**課題一覧**
(a) 引用文によると、奥田英朗さんのスポーツ・エッセー集に収められたエッセーの多くは、どの雑誌に連載されていましたか。
(b) 引用文のうち、「著者のスポーツ・エッセー集と」から「れます)、勉強にもなります。」までを、両端を含めて一字一句そのまま書き写してください。
(c) 引用文で、爆笑させられると同時に納得させられたものとして挙げられている、著者の指摘や提言をすべて書き出してください。

11.30.2011

『どちらとも言えません』/奥田英朗

待望の単行本化です! 奥田英朗さんのスポーツ・エッセー集。

本書のエッセーの多くは『Number』連載中に既読でしたが、単行本化され改めて読んでみてもやはり抜群に面白かったです。月並みなスポーツ論に終始するのではなく、ワールドベースボールクラシック、朝青龍、ワールドカップ、オリンピックなど、日本人が熱狂したスポーツイベントをネタに、日本および日本人を語っている鋭い民族論・比較文化論にもなっています。

著者のスポーツ・エッセー集といえば『延長戦に入りました』がありますが、本書の方がパワーアップしているという印象を持ちました。それは、『Number』という格式の高い雑誌に掲載されたこととも無縁ではないでしょう。スポーツの起源についても博学で(『Number』編集部が地道な裏付け調査を行なったと思われます)、勉強にもなります。

それにしても目のつけどころが実に独特かつ的確で、感服させられます。日本人にサッカーが向いていないのはものを奪い合うことができないから。野球選手にも芸名をつけてはいかがか。野球監督は投票制にせよ。これらの指摘や提言には、爆笑させられると同時に思わず納得させられてしまいました。これだけスポーツ界の著名人をおちょくっていながら、不快感を与えるどころか思わず笑みがこぼれてしまうのは、根底には当人たちへのリスペクトがあることに加え、著者の筆力のなせる技でしょうか。毒舌が冴え渡り、「奥田ワールド」全開といったところです。

著者も書いている通り、スポーツというのは語られる楽しみが大きく、今やスポーツライターから有象無象の個人(含む自分)まで様々な記事や論評が無料で読めますが、本書こそお金を払ってでも読みたいスポーツ論です。

6.09.2011

『日本中枢の崩壊』/古賀 茂明

「日本の裏支配者が誰か教えよう」という帯のコピーに引かれ、手に取りました。

**記録情報**
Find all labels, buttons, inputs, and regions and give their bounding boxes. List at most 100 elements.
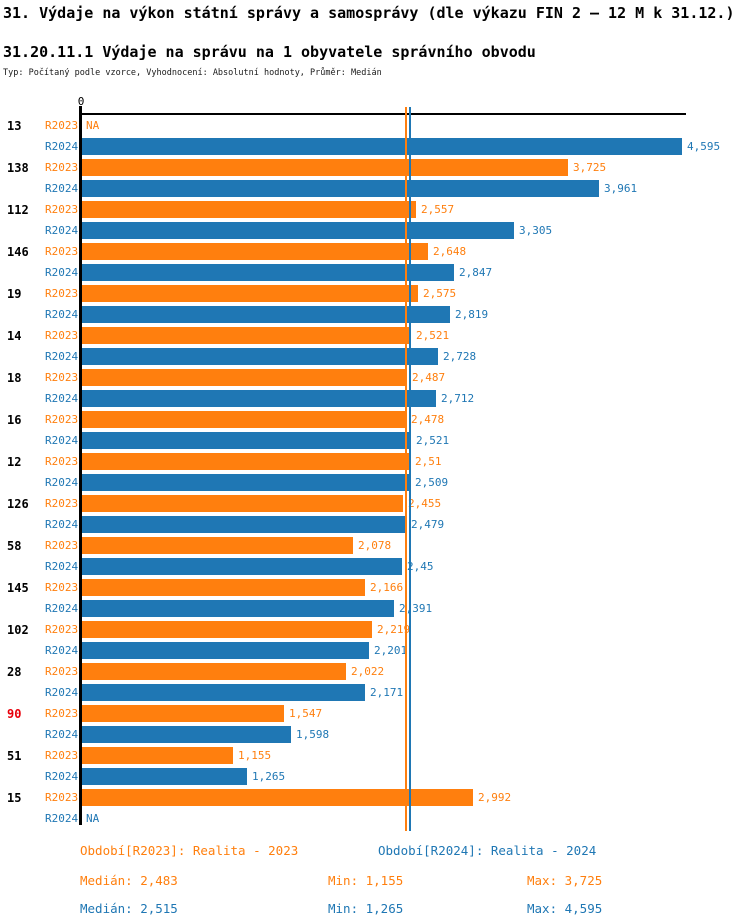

**解答一覧**
(a) 『Number』です。

(b)
著者のスポーツ・エッセー集といえば『延長戦に入りました』がありますが、本書の方がパワーアップしているという印象を持ちました。それは、『Number』という格式の高い雑誌に掲載されたこととも無縁ではないでしょう。スポーツの起源についても博学で(『Number』編集部が地道な裏付け調査を行なったと思われます)、勉強にもなります。

(c)
- 日本人にサッカーが向いていないのはものを奪い合うことができないから
- 野球選手にも芸名をつけてはいかがか
- 野球監督は投票制にせよ